[Goal]:
Repeat every record below exactly, omitting any pictures.

>> Start Provided data

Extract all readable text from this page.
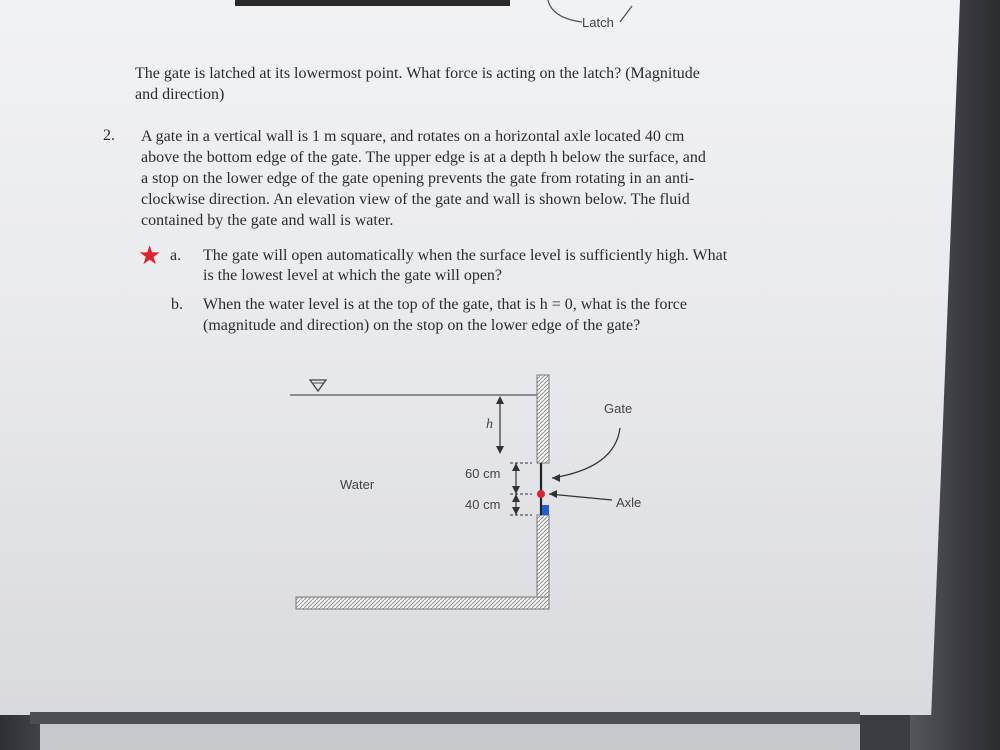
Latch
The gate is latched at its lowermost point. What force is acting on the latch? (Magnitude
and direction)
2. A gate in a vertical wall is 1 m square, and rotates on a horizontal axle located 40 cm
above the bottom edge of the gate. The upper edge is at a depth h below the surface, and
a stop on the lower edge of the gate opening prevents the gate from rotating in an anti-
clockwise direction. An elevation view of the gate and wall is shown below. The fluid
contained by the gate and wall is water.
★ a. The gate will open automatically when the surface level is sufficiently high. What
is the lowest level at which the gate will open?
b. When the water level is at the top of the gate, that is h = 0, what is the force
(magnitude and direction) on the stop on the lower edge of the gate?
h
Water
60 cm
40 cm
Gate
Axle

>> End Provided data

[Response]:
Extract all readable text from this page.
Latch
The gate is latched at its lowermost point. What force is acting on the latch? (Magnitude
and direction)
2. A gate in a vertical wall is 1 m square, and rotates on a horizontal axle located 40 cm
above the bottom edge of the gate. The upper edge is at a depth h below the surface, and
a stop on the lower edge of the gate opening prevents the gate from rotating in an anti-
clockwise direction. An elevation view of the gate and wall is shown below. The fluid
contained by the gate and wall is water.
★ a. The gate will open automatically when the surface level is sufficiently high. What
is the lowest level at which the gate will open?
b. When the water level is at the top of the gate, that is h = 0, what is the force
(magnitude and direction) on the stop on the lower edge of the gate?
h
Water
60 cm
40 cm
Gate
Axle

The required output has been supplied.